### INSTRUCTIONS TO FOLLOW
Extract the lines that hold the string "Number".

### INPUT
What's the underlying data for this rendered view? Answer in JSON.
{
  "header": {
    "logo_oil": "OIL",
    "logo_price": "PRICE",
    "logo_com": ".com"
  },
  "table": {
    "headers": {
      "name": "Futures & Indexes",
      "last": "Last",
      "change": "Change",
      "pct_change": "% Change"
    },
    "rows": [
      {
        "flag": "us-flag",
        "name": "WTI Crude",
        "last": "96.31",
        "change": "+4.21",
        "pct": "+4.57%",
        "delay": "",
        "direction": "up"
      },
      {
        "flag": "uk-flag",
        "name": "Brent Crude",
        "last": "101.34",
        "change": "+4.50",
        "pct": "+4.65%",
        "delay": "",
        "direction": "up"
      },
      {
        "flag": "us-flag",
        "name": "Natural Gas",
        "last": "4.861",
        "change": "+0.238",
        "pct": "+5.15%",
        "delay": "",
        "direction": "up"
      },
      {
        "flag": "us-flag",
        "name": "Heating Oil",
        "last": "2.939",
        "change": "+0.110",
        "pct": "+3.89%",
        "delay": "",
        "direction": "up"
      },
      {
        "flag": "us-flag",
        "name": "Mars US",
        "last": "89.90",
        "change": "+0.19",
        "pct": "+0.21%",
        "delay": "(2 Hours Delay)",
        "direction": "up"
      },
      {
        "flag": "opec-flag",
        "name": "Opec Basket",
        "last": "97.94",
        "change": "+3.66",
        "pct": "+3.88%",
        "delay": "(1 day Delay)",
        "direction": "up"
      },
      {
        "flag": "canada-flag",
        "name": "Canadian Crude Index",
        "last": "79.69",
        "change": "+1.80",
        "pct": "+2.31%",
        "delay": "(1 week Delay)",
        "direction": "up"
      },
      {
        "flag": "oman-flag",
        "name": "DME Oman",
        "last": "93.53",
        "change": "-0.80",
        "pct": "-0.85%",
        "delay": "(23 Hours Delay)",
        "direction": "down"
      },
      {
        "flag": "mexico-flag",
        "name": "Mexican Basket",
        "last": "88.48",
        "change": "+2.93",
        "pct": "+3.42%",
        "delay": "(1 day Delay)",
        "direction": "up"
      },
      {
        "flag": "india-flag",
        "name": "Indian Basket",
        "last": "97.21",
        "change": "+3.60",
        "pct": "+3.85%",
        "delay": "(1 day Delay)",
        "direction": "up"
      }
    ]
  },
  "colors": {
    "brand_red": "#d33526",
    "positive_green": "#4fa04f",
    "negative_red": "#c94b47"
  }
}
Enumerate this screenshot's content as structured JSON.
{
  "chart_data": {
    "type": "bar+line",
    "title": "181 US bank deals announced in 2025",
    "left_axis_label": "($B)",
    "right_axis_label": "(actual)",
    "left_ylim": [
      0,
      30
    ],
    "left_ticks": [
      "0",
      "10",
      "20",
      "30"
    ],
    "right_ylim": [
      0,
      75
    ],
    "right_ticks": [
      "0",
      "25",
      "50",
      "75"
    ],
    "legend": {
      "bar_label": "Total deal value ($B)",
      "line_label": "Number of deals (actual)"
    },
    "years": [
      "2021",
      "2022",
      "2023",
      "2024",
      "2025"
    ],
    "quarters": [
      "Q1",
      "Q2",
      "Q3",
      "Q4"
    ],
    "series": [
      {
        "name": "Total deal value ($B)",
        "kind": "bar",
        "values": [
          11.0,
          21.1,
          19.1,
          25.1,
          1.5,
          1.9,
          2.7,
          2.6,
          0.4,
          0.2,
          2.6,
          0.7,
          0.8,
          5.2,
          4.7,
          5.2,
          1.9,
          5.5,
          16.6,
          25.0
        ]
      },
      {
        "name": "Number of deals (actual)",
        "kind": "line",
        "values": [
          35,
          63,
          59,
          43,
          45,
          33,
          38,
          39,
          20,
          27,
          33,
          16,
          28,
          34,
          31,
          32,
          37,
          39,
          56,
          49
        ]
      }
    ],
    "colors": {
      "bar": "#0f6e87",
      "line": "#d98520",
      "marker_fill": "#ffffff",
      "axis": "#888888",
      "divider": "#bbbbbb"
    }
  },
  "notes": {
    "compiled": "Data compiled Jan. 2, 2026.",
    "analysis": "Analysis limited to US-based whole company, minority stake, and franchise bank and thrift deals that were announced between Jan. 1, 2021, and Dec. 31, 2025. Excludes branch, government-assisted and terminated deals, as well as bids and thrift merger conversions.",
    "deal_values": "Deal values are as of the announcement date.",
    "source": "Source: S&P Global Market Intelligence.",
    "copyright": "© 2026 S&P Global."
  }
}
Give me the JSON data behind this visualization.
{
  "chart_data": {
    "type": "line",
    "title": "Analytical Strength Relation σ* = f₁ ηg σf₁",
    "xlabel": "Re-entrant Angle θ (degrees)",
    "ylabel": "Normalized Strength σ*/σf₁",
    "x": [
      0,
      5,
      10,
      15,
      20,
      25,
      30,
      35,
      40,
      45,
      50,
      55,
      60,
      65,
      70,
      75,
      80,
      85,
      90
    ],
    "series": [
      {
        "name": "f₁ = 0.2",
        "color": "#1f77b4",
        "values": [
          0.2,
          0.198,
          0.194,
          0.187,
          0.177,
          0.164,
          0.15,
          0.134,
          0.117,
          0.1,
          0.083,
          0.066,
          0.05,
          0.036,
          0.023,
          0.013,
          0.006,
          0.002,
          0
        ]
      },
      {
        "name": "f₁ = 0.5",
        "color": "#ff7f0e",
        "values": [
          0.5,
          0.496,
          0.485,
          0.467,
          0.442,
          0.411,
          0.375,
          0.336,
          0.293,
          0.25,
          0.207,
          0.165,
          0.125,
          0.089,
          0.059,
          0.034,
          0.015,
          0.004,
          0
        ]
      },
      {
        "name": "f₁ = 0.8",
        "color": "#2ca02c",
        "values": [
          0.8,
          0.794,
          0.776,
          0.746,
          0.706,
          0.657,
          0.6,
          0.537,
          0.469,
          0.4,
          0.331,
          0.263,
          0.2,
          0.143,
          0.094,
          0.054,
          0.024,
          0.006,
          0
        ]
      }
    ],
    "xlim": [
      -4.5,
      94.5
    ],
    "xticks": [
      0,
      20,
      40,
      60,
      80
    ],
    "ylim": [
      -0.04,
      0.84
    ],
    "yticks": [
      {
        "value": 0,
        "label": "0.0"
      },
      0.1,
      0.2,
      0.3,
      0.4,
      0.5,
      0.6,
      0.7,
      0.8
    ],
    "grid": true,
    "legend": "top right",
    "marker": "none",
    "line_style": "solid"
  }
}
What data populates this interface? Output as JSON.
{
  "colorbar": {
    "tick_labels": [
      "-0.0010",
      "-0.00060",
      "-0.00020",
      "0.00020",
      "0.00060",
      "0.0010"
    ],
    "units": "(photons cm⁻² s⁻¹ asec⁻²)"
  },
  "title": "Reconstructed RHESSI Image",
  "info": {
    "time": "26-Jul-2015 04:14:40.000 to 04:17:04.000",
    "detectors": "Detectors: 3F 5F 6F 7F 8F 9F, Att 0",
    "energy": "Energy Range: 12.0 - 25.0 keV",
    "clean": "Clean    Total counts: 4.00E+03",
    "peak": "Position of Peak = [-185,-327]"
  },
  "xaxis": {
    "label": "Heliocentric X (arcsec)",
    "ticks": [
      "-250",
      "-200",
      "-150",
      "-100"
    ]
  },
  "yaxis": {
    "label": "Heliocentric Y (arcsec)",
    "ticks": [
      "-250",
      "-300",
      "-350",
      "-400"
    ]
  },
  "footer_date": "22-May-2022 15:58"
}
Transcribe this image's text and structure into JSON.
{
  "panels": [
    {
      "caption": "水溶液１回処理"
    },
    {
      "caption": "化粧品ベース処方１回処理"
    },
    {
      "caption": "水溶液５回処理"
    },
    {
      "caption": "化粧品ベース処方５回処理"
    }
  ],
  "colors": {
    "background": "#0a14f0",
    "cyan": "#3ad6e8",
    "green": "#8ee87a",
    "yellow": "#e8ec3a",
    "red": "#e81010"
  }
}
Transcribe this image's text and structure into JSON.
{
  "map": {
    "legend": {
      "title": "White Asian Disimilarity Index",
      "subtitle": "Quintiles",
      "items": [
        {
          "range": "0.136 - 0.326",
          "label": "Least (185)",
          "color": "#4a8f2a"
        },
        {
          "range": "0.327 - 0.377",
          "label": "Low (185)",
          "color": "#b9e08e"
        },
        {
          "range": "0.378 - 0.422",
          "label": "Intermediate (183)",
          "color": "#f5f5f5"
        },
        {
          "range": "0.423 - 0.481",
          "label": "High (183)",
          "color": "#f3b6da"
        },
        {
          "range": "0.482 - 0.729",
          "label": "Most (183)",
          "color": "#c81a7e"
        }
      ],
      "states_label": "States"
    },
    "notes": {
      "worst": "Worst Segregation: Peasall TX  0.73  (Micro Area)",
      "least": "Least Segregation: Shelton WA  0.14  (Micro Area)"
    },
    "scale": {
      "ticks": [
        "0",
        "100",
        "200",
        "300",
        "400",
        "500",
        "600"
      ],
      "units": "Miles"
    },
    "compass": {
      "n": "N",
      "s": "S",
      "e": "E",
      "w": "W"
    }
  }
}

### OUTPUT FOR THIS TASK
      "line_label": "Number of deals (actual)"
        "name": "Number of deals (actual)",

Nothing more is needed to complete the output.